--- Start of Dataset records ---
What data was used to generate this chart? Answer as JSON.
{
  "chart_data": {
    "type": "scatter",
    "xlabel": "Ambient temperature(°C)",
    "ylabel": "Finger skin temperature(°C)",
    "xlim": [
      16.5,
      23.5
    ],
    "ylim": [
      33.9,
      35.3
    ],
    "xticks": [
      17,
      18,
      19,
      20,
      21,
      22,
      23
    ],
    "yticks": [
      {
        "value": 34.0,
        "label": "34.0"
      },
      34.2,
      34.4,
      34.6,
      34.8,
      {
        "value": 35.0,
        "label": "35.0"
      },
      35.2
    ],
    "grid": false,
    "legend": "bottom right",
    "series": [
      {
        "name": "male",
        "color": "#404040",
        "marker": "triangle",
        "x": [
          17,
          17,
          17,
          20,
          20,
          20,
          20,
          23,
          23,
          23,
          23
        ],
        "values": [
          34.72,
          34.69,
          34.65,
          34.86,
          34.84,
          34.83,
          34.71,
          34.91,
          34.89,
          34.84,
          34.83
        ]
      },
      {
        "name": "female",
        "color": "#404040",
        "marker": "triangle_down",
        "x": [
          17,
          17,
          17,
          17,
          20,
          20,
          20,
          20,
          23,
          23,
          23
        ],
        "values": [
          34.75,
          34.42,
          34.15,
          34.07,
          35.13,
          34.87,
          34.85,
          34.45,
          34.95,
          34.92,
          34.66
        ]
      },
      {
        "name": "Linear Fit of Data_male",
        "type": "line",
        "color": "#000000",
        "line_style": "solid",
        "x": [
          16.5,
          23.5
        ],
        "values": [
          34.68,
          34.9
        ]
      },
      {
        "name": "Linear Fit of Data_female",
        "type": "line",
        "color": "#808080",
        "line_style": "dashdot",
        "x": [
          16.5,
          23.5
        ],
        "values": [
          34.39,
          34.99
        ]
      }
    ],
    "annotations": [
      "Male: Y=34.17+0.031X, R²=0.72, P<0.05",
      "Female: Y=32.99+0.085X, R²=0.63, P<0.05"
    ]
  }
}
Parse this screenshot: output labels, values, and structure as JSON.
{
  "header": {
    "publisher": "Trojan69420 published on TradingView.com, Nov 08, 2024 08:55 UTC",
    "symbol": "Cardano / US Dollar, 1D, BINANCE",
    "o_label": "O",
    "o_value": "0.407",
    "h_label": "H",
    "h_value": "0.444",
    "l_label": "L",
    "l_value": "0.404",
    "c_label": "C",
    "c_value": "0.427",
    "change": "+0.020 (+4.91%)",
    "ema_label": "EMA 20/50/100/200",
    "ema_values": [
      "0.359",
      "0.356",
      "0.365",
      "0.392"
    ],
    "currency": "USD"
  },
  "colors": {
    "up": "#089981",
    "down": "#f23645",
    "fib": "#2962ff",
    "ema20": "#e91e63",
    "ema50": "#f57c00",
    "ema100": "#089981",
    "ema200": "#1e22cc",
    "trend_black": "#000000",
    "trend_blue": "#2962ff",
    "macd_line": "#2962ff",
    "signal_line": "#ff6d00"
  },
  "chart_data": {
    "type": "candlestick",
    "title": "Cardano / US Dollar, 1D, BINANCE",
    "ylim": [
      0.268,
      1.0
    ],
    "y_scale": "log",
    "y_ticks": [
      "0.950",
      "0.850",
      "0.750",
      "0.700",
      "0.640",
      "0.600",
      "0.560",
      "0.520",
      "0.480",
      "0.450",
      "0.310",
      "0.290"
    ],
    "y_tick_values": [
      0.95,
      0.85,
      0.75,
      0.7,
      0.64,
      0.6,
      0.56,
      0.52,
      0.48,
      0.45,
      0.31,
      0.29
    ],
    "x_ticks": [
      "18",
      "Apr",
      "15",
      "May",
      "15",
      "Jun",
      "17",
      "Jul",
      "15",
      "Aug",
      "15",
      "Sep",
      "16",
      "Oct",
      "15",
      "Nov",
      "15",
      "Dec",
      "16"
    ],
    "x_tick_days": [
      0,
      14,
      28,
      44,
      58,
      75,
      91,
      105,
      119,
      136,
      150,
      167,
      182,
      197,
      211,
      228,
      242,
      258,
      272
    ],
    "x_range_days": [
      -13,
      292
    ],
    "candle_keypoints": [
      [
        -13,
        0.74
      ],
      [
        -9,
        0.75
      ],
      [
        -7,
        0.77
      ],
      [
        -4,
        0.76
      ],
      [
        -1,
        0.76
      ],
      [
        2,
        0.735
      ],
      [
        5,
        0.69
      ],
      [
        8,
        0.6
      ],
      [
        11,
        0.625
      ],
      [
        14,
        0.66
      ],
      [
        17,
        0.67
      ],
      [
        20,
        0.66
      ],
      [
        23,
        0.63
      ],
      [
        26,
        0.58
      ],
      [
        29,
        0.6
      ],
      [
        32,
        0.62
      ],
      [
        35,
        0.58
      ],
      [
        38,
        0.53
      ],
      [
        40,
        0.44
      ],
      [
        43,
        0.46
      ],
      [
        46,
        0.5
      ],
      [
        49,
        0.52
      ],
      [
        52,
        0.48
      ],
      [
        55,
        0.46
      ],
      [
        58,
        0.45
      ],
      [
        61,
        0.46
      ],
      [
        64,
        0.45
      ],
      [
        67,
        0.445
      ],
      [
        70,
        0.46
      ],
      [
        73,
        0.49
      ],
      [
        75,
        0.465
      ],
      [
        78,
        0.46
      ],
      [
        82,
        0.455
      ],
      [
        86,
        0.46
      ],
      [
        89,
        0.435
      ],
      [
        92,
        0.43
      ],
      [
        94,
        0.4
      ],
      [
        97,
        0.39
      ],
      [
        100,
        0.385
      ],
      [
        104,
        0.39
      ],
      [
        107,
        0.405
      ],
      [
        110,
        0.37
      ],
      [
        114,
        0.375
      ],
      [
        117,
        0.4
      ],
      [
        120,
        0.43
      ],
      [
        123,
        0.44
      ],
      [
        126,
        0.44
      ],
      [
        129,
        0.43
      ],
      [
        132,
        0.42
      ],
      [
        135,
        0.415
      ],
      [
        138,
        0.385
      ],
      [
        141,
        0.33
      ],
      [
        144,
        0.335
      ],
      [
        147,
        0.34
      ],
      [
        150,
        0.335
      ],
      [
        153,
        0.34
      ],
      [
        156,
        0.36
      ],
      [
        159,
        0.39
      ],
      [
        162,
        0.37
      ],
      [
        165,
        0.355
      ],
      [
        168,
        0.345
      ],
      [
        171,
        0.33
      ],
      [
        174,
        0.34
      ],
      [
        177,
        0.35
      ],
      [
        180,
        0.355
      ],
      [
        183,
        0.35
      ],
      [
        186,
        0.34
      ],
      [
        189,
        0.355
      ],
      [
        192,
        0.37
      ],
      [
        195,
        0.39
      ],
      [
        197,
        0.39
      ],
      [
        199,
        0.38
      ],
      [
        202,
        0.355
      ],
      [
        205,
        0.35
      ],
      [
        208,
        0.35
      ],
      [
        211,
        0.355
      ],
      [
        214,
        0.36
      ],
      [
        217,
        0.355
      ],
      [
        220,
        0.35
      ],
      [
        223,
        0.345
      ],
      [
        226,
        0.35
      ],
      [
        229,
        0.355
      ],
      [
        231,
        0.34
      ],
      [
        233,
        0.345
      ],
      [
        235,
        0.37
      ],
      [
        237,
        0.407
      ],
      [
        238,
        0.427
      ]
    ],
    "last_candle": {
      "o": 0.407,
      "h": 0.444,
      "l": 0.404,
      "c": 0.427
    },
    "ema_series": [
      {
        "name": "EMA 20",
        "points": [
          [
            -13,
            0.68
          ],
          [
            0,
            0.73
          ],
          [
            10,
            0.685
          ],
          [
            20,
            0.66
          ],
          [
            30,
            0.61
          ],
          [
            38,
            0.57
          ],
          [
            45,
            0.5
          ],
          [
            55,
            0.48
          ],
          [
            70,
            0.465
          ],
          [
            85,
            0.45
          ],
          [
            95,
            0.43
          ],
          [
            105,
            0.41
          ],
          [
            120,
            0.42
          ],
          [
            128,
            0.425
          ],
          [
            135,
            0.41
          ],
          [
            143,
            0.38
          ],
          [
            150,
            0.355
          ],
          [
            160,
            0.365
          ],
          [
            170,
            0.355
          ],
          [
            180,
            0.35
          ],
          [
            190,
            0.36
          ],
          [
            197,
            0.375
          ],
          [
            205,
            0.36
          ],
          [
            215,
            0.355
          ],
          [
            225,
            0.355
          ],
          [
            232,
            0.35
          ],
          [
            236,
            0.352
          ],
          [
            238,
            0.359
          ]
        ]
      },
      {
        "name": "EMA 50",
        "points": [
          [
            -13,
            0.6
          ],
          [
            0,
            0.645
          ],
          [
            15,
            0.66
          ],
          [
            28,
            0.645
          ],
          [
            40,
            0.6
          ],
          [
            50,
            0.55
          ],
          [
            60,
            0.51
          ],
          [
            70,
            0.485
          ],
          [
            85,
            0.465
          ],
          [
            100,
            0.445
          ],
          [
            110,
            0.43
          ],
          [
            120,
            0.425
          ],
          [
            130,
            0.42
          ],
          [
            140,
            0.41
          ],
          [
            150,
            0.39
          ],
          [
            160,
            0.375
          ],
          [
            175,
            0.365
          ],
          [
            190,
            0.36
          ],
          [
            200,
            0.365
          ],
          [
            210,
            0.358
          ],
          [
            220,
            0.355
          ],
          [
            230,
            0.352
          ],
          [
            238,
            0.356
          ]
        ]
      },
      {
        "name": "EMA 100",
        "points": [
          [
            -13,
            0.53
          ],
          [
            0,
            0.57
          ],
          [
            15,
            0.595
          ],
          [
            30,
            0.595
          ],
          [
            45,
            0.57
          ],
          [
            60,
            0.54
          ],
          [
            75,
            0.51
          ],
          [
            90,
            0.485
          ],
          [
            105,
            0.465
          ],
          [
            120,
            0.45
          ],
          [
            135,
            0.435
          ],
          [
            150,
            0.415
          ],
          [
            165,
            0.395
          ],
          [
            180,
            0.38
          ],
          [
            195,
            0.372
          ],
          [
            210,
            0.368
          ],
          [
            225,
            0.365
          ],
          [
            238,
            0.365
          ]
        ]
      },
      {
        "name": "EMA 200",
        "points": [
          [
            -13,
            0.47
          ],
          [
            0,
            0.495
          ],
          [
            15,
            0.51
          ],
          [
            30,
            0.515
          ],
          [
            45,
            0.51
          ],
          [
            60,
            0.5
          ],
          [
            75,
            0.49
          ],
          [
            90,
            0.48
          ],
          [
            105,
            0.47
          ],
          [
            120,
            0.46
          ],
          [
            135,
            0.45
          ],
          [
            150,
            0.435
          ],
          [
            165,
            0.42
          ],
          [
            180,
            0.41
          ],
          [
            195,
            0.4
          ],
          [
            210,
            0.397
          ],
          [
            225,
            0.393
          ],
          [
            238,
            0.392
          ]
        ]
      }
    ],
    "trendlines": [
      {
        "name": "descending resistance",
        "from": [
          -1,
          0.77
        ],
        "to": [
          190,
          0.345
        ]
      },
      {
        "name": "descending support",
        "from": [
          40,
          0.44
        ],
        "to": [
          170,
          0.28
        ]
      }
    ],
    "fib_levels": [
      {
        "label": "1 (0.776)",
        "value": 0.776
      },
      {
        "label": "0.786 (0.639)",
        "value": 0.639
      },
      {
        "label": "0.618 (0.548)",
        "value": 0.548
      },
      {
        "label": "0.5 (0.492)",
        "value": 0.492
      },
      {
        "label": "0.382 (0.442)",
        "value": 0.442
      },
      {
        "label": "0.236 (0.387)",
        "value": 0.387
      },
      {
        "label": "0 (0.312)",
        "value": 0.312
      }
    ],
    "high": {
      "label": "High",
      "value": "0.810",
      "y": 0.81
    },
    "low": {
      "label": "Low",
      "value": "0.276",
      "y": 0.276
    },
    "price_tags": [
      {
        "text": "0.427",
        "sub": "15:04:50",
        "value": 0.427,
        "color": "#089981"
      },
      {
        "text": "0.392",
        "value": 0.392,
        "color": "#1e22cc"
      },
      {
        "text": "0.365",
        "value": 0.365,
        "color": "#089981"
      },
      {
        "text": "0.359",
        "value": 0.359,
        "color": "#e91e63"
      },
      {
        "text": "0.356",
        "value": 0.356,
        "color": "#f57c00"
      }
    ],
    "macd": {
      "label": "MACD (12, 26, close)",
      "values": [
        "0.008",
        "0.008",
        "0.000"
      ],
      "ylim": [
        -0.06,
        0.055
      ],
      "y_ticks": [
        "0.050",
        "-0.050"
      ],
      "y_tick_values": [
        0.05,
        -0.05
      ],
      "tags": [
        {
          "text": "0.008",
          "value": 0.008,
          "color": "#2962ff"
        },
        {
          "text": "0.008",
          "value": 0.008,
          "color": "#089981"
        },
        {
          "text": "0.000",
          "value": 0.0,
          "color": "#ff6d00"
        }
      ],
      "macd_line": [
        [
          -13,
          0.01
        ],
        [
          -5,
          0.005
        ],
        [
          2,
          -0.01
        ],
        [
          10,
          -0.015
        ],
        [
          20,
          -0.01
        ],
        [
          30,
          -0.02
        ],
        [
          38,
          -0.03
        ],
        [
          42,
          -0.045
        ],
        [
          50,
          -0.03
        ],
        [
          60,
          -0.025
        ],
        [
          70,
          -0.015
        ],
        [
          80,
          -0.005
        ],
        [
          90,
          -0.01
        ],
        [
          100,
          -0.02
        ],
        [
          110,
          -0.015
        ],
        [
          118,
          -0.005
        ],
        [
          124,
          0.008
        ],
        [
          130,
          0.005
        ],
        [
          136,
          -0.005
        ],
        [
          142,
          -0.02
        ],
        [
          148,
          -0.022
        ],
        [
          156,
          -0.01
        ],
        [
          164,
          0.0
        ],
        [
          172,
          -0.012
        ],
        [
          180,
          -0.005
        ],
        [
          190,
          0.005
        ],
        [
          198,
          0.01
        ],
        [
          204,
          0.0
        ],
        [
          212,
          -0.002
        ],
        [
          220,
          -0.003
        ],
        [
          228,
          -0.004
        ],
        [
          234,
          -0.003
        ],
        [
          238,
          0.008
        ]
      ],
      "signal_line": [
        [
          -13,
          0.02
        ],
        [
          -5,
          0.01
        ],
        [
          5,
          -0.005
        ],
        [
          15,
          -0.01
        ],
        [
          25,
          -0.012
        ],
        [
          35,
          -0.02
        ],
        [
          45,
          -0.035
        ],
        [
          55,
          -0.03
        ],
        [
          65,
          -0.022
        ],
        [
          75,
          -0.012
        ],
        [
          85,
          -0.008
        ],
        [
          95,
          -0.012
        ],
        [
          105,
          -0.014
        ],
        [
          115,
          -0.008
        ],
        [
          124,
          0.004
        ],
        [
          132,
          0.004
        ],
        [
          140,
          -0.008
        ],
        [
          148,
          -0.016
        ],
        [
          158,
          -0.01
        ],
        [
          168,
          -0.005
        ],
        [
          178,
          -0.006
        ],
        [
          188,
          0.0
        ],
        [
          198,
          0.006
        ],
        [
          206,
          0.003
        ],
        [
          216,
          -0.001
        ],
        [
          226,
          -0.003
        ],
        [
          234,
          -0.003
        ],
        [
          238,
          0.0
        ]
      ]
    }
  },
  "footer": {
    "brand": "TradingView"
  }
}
--- End of Dataset records ---
Short exercise: Pick out the lines that include the word "JSON" and write them out.

Task solution:
What data was used to generate this chart? Answer as JSON.
Parse this screenshot: output labels, values, and structure as JSON.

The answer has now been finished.